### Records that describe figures
-------
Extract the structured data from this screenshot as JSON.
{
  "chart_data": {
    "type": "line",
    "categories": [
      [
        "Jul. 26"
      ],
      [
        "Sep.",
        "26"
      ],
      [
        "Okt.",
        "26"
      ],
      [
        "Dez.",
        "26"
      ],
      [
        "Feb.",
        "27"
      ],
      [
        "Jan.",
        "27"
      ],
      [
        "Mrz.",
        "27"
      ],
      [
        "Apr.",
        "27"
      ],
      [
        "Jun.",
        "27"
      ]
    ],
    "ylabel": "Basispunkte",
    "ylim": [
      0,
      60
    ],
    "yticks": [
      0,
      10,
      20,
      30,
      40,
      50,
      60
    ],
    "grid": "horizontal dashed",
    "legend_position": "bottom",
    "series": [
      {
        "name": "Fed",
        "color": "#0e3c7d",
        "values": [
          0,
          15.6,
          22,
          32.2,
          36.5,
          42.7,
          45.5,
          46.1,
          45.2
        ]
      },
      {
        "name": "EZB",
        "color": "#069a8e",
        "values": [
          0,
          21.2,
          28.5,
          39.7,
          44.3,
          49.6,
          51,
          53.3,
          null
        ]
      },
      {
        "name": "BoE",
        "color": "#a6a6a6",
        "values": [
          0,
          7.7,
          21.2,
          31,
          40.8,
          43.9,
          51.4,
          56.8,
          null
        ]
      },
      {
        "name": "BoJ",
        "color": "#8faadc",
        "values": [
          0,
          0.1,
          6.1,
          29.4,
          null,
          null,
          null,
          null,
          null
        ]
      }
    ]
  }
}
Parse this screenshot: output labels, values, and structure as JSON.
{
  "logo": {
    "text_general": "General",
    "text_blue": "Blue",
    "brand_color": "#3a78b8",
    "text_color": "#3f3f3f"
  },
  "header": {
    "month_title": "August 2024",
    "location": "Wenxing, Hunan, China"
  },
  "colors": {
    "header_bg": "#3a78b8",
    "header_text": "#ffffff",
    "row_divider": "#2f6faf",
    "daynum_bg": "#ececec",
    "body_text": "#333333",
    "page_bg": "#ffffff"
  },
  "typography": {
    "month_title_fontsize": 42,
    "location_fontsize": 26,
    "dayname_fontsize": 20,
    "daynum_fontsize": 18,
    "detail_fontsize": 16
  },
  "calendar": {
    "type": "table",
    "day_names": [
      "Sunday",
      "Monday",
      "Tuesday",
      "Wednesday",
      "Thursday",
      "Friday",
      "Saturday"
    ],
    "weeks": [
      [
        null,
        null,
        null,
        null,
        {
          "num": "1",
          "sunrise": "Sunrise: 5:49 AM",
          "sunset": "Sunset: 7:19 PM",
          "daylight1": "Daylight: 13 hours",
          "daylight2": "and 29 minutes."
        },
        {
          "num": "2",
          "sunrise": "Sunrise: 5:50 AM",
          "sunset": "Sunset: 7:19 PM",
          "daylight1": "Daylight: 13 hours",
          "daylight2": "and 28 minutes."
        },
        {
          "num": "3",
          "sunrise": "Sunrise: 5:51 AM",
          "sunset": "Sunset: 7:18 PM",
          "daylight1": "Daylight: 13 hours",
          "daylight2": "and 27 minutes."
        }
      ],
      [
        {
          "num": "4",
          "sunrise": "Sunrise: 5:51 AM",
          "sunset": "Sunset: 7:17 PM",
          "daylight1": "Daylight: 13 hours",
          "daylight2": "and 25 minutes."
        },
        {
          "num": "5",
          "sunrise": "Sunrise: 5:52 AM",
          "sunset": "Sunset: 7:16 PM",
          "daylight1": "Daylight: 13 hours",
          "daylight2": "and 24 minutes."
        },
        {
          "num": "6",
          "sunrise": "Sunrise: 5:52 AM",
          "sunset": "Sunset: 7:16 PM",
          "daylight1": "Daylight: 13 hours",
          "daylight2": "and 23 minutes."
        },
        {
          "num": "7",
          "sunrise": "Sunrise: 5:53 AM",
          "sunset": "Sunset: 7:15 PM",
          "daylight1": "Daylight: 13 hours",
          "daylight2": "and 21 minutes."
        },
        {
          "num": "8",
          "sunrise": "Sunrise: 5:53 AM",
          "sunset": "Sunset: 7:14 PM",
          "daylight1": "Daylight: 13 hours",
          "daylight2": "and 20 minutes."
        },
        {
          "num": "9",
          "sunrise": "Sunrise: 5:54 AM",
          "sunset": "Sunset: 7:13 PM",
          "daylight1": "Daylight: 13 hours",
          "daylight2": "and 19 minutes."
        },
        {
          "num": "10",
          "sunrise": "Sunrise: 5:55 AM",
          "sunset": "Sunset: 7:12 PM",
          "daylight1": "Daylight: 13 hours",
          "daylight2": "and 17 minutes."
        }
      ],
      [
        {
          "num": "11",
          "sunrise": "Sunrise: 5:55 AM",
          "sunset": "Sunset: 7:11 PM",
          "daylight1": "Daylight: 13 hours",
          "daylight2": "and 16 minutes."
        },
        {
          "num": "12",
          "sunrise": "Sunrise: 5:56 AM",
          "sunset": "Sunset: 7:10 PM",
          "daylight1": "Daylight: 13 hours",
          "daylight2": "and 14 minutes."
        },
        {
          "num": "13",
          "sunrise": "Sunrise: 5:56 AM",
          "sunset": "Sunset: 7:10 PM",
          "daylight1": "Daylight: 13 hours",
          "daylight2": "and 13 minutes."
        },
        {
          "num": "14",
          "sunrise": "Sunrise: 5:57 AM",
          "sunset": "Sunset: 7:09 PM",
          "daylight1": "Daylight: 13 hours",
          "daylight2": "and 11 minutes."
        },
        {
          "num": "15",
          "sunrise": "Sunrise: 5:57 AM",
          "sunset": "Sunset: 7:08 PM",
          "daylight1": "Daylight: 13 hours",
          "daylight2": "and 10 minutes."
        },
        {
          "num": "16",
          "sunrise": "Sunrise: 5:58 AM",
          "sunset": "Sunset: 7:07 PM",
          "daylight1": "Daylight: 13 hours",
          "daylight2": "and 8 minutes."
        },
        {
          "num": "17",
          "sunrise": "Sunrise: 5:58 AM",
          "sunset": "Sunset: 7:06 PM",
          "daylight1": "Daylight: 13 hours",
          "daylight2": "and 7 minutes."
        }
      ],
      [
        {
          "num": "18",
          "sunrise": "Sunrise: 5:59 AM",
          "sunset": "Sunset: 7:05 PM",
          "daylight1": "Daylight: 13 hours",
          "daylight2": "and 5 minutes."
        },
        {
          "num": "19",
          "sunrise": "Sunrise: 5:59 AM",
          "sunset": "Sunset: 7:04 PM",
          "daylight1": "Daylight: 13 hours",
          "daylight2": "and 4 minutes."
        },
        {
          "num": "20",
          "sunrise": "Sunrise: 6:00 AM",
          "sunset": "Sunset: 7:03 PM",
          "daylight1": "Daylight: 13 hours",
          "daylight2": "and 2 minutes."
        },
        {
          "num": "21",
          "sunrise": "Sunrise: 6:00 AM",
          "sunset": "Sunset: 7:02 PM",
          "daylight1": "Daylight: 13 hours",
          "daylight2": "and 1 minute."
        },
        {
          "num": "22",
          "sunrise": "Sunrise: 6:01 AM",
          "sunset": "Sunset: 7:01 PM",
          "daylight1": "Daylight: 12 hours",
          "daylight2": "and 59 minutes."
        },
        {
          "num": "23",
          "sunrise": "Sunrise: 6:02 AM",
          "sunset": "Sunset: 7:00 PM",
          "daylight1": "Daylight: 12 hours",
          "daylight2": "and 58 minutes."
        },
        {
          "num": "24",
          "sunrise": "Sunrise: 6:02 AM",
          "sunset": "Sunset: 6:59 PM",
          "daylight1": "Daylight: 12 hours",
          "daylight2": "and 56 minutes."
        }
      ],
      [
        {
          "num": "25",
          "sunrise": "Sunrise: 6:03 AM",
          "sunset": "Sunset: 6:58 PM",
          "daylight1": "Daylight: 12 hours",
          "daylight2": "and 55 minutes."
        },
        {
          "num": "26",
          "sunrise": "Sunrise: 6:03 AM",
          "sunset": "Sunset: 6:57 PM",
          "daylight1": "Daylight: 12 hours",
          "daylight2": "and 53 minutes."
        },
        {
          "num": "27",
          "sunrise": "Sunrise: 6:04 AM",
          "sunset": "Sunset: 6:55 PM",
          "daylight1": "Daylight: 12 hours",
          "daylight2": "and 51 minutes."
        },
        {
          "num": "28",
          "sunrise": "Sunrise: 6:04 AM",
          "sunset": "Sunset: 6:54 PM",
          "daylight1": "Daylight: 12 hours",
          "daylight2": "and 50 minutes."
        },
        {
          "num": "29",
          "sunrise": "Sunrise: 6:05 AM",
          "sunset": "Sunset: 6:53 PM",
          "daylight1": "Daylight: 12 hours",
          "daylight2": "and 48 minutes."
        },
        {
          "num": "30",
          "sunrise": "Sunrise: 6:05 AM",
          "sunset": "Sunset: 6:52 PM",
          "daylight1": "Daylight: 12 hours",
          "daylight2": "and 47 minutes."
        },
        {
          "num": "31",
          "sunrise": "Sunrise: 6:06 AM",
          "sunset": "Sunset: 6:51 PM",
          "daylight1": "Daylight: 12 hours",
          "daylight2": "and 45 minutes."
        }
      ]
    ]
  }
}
-------
### Direction
Extract all lines that hold the word "JSON".

### Answer for the task
Extract the structured data from this screenshot as JSON.
Parse this screenshot: output labels, values, and structure as JSON.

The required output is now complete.